> **What is required**
Pictures in the records should not be copied, but every other part must be repeated exactly.

> **The records**

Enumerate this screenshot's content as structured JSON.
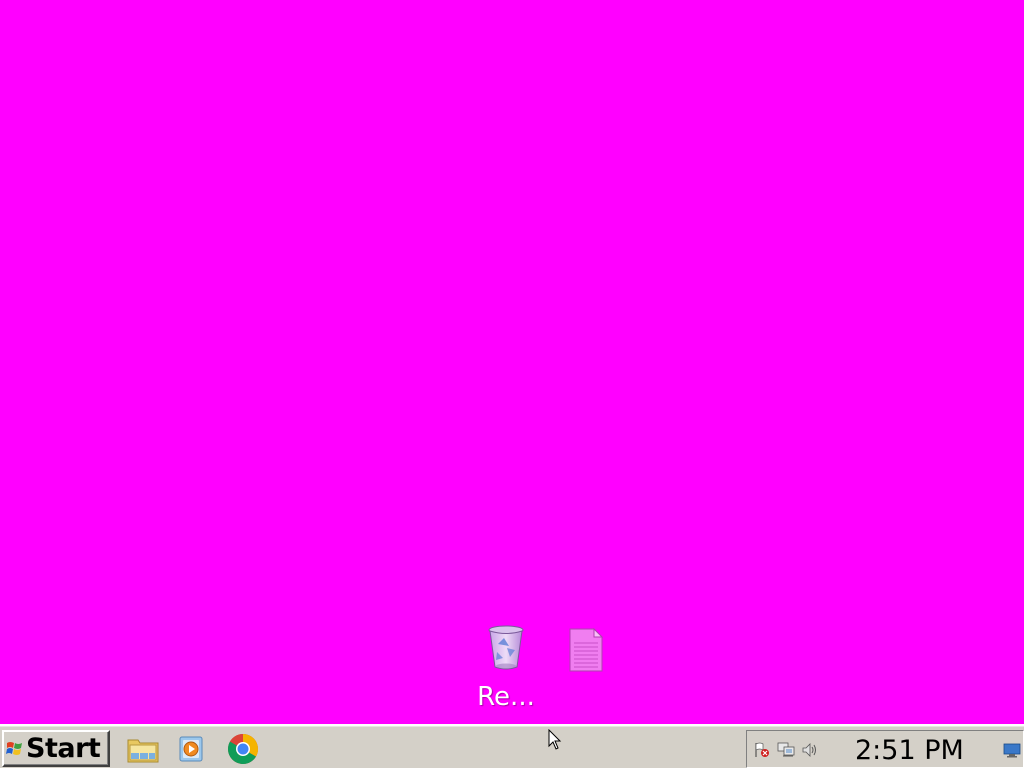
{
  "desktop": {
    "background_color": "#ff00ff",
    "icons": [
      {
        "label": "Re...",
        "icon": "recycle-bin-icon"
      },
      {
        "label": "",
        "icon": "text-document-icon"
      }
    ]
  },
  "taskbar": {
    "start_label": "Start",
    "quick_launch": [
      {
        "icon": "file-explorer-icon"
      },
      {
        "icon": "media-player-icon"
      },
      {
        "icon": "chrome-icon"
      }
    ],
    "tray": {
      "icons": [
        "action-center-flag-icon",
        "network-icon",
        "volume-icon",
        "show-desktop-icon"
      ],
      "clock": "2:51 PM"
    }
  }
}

> **Result of the exercise**
Enumerate this screenshot's content as structured JSON.
{
  "desktop": {
    "background_color": "#ff00ff",
    "icons": [
      {
        "label": "Re...",
        "icon": "recycle-bin-icon"
      },
      {
        "label": "",
        "icon": "text-document-icon"
      }
    ]
  },
  "taskbar": {
    "start_label": "Start",
    "quick_launch": [
      {
        "icon": "file-explorer-icon"
      },
      {
        "icon": "media-player-icon"
      },
      {
        "icon": "chrome-icon"
      }
    ],
    "tray": {
      "icons": [
        "action-center-flag-icon",
        "network-icon",
        "volume-icon",
        "show-desktop-icon"
      ],
      "clock": "2:51 PM"
    }
  }
}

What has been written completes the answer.